SOURCE TEXT:
※

- Genre: Horror; Thriller;
- Written by: Jimmy Sangster
- Directed by: John Llewellyn Moxey
- Starring: Barbara Stanwyck Barbara Parkins Roddy McDowall William Windom Arthur O'Connell
- Music by: Robert Drasnin
- Country of origin: United States
- Original language: English

Production
- Producer: Aaron Spelling
- Production locations: Paramount Studios Hollywood, California
- Cinematography: Arch Dalzell
- Editor: Art Seid
- Running time: 73 minutes
- Production companies: Aaron Spelling Productions Meteor Film and Television Technologies

Original release
- Network: ABC
- Release: October 12, 1971

= A Taste of Evil =

A Taste of Evil is a 1971 American made-for-television horror-thriller film directed by John Llewellyn Moxey and starring Barbara Stanwyck, Barbara Parkins and Roddy McDowall. It premiered as the ABC Movie of the Week on October 12, 1971.

※

EXTRACTED INFORMATION:
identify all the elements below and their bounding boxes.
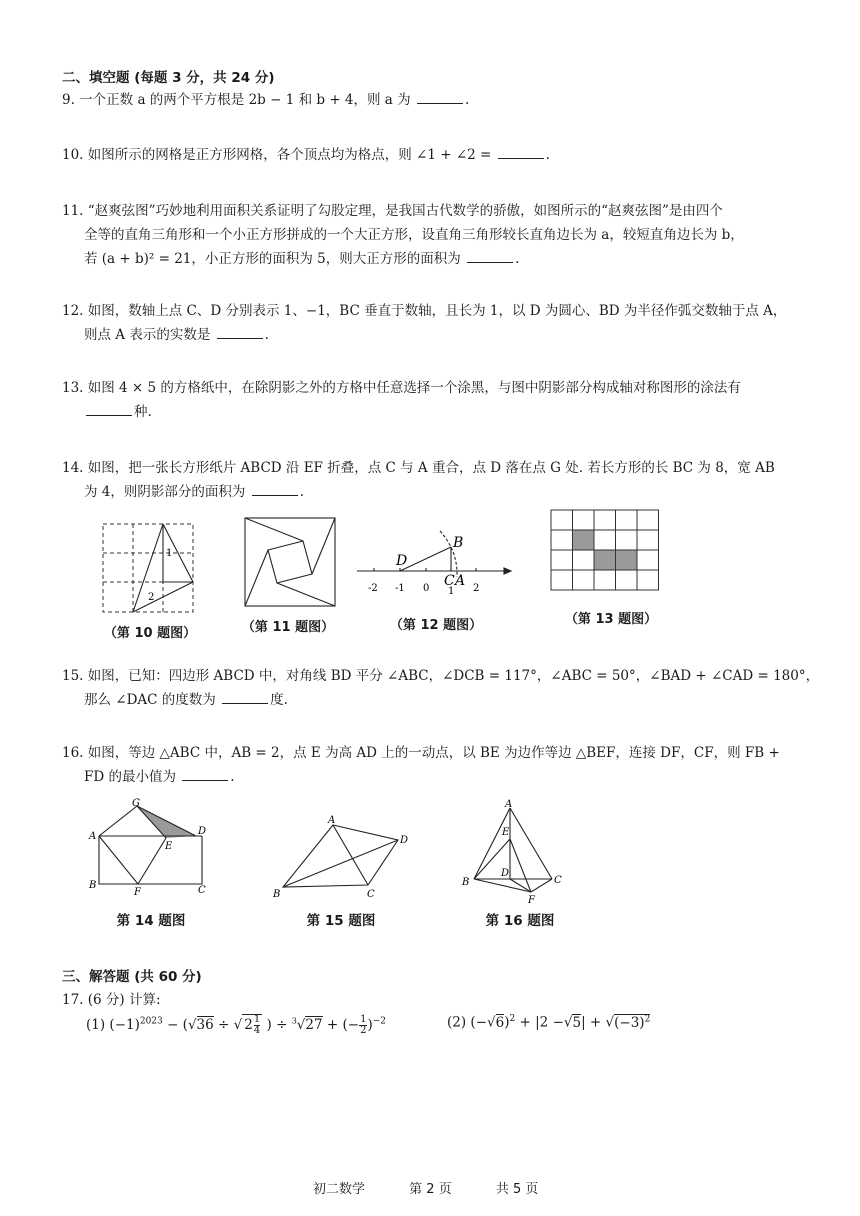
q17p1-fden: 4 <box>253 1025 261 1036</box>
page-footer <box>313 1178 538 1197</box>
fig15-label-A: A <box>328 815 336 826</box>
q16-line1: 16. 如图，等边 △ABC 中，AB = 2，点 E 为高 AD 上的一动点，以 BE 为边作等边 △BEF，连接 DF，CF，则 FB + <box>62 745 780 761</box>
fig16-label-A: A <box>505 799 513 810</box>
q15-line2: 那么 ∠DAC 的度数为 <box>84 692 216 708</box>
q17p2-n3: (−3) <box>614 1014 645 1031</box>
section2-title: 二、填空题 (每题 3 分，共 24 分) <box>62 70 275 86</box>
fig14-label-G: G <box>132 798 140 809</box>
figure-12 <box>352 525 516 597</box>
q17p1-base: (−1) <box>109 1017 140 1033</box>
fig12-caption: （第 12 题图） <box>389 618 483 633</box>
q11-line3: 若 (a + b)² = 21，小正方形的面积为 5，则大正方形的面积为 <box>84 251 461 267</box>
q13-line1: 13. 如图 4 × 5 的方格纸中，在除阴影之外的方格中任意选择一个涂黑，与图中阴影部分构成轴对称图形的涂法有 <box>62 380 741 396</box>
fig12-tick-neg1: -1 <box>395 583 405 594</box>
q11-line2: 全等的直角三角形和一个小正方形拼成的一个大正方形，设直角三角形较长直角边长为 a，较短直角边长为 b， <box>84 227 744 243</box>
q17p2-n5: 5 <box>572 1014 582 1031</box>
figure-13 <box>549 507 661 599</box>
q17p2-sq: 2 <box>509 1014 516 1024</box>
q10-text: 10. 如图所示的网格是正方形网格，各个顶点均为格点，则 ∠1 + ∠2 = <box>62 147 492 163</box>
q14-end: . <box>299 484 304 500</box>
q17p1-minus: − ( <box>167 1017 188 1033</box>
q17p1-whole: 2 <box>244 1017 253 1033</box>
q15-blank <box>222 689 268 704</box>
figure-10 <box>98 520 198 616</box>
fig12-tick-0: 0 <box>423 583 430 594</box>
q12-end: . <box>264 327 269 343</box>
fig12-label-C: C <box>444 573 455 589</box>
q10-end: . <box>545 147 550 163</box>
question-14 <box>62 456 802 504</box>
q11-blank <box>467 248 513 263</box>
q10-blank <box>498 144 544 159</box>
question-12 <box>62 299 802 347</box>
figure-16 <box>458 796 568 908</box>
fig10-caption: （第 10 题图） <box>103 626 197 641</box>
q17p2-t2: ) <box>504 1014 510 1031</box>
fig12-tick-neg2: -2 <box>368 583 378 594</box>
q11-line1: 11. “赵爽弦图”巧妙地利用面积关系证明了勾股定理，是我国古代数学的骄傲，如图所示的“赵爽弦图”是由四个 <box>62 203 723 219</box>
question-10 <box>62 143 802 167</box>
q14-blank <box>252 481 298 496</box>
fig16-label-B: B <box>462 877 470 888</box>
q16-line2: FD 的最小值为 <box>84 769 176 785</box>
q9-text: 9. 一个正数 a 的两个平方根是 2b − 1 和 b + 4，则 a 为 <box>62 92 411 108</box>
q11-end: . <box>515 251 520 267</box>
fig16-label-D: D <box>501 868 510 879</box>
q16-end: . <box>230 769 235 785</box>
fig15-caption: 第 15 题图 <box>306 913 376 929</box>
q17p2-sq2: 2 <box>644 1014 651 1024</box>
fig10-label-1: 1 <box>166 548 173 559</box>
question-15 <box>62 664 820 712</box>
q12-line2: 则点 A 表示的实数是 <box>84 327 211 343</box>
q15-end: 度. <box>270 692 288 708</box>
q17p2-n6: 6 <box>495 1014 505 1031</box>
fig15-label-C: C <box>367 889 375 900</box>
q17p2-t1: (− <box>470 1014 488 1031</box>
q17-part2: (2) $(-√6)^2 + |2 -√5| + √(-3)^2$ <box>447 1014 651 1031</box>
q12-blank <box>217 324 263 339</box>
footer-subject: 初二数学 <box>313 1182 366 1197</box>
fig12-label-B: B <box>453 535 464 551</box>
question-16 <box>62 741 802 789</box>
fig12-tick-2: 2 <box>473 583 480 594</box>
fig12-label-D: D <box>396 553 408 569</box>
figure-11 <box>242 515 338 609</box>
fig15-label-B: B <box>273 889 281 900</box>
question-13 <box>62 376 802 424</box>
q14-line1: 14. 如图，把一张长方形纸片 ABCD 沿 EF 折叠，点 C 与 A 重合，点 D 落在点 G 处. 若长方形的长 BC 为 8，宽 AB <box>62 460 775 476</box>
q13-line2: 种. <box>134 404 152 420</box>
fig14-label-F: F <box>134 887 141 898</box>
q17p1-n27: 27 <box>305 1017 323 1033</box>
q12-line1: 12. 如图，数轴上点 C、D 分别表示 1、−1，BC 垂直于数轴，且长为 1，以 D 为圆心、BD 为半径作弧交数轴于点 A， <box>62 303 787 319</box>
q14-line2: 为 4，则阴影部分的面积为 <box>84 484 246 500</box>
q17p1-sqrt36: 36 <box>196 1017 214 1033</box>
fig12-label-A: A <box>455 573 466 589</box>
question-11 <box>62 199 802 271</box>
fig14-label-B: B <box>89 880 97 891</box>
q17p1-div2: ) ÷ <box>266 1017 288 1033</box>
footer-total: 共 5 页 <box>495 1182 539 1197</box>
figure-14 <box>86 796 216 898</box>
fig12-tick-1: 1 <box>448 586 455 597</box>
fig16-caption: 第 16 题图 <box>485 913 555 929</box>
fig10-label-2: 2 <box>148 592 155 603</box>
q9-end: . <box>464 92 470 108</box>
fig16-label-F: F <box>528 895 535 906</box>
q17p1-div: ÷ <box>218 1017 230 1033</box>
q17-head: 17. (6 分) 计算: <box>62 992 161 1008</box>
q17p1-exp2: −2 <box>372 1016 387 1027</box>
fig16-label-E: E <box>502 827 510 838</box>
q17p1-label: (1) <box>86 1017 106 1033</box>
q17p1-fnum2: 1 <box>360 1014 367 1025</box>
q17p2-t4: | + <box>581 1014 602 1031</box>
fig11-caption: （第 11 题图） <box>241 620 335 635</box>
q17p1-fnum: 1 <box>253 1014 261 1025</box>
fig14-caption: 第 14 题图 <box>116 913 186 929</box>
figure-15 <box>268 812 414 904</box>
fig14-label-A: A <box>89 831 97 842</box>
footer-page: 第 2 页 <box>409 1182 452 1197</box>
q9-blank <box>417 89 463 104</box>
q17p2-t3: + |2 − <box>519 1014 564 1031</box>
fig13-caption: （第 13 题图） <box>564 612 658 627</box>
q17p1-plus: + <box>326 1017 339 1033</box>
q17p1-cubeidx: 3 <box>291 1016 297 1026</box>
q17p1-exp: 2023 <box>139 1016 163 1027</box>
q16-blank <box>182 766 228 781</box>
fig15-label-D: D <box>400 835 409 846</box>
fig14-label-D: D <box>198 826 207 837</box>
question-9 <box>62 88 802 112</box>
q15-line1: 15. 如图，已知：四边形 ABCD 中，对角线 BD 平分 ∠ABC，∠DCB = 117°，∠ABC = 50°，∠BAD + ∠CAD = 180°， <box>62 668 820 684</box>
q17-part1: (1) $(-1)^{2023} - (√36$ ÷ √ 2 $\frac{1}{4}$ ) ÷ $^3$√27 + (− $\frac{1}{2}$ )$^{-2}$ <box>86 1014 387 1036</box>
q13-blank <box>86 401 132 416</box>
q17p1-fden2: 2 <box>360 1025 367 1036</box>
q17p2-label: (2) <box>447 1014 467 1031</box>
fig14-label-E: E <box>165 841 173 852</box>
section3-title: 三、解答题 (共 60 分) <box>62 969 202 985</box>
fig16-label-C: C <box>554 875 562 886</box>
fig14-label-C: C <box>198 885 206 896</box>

※

WORK INSTRUCTIONS: Reproduce verbatim the passage of the text on A Taste of Evil that begins at the words "A Taste of Evil is" and ends after the words "October 12, 1971.".

ANSWER FOR THE TASK:
A Taste of Evil is a 1971 American made-for-television horror-thriller film directed by John Llewellyn Moxey and starring Barbara Stanwyck, Barbara Parkins and Roddy McDowall. It premiered as the ABC Movie of the Week on October 12, 1971.